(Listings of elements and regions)
------------------------------------
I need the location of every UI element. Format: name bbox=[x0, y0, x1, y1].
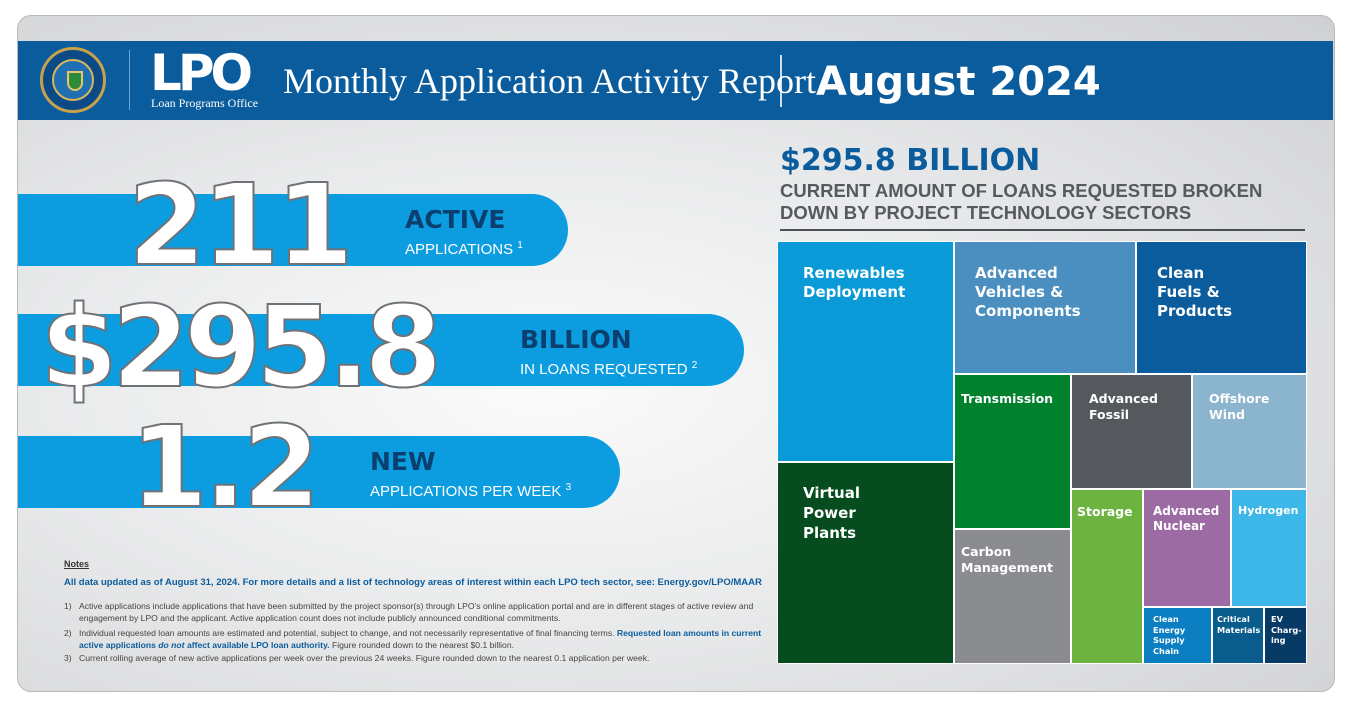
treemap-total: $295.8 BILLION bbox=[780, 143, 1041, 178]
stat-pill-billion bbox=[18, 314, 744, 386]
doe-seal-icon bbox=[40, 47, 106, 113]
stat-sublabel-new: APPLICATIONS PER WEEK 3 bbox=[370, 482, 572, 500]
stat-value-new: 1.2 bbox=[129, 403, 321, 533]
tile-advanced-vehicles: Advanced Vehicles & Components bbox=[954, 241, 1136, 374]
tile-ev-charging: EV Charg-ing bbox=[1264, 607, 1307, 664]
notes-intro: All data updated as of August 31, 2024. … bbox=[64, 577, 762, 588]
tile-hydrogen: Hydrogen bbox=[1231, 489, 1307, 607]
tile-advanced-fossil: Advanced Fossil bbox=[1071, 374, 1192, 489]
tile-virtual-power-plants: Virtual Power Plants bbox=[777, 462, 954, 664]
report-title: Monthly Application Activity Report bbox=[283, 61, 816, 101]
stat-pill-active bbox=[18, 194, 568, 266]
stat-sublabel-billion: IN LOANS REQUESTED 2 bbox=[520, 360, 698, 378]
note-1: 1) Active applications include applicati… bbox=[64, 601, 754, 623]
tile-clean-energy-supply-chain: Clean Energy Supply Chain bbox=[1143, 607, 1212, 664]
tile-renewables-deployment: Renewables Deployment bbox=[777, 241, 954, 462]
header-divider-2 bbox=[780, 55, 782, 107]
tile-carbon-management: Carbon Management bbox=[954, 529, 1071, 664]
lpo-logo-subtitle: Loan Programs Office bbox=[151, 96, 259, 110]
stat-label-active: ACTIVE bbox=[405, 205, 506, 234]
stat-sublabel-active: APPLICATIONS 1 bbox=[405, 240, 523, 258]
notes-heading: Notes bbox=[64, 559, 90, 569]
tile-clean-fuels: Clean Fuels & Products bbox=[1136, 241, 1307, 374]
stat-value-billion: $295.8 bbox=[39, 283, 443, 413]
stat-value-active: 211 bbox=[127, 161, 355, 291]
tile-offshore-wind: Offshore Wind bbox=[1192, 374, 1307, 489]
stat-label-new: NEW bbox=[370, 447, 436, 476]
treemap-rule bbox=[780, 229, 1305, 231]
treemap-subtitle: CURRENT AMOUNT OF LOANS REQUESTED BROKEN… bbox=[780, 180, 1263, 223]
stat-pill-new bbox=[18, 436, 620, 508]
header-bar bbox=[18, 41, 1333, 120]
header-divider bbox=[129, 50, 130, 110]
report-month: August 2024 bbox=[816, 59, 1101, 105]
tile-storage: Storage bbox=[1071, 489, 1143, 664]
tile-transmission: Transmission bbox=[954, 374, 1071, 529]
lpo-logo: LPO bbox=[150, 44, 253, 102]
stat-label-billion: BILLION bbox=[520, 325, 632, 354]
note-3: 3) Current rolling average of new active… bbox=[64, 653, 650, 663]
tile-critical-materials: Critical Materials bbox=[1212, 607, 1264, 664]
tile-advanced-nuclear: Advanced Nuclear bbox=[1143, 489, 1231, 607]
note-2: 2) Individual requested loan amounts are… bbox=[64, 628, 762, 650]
------------------------------------
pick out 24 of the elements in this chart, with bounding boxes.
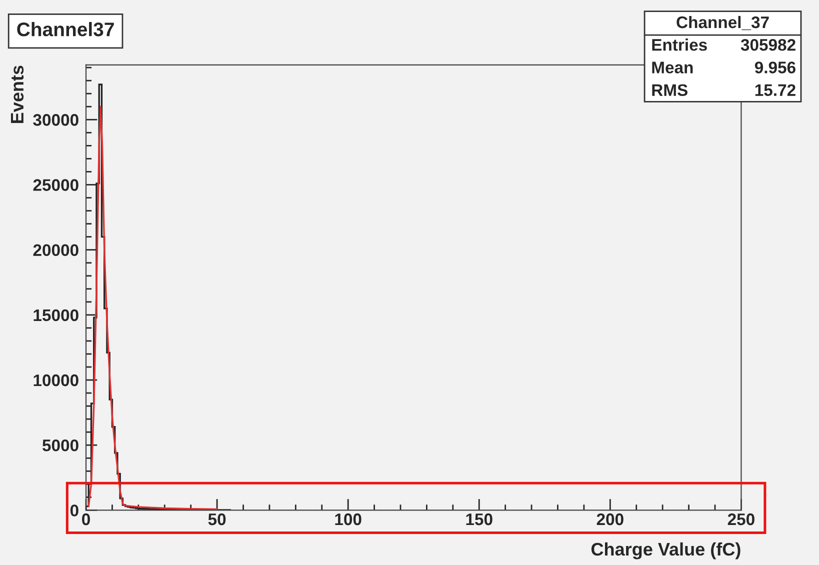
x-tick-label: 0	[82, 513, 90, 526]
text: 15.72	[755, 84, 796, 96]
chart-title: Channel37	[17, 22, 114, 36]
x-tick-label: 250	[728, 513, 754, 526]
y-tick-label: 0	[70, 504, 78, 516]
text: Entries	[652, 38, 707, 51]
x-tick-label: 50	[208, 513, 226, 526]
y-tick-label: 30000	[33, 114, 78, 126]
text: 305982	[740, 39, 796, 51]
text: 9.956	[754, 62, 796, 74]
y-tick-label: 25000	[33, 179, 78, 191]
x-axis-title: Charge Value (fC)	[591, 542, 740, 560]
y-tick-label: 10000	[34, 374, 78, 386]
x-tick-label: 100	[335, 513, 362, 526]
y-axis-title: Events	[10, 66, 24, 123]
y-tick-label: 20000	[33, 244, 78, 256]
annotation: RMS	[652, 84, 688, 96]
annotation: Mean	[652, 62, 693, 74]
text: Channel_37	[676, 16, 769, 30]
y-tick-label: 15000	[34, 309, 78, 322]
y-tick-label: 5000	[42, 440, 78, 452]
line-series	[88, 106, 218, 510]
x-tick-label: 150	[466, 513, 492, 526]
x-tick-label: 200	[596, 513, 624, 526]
------------------------------------
Required task: Pull out the stretch of lines from the one containing "513, 90, 526]" through the one containing "513, 624, 526]", and reproduce each line unchanged.

Task output:
x-tick-label: 0	[82, 513, 90, 526]
text: 15.72	[755, 84, 796, 96]
chart-title: Channel37	[17, 22, 114, 36]
x-tick-label: 250	[728, 513, 754, 526]
y-tick-label: 0	[70, 504, 78, 516]
text: Entries	[652, 38, 707, 51]
x-tick-label: 50	[208, 513, 226, 526]
y-tick-label: 30000	[33, 114, 78, 126]
text: 305982	[740, 39, 796, 51]
text: 9.956	[754, 62, 796, 74]
y-tick-label: 25000	[33, 179, 78, 191]
x-axis-title: Charge Value (fC)	[591, 542, 740, 560]
y-tick-label: 10000	[34, 374, 78, 386]
x-tick-label: 100	[335, 513, 362, 526]
y-axis-title: Events	[10, 66, 24, 123]
y-tick-label: 20000	[33, 244, 78, 256]
annotation: RMS	[652, 84, 688, 96]
annotation: Mean	[652, 62, 693, 74]
text: Channel_37	[676, 16, 769, 30]
y-tick-label: 15000	[34, 309, 78, 322]
y-tick-label: 5000	[42, 440, 78, 452]
line-series	[88, 106, 218, 510]
x-tick-label: 150	[466, 513, 492, 526]
x-tick-label: 200	[596, 513, 624, 526]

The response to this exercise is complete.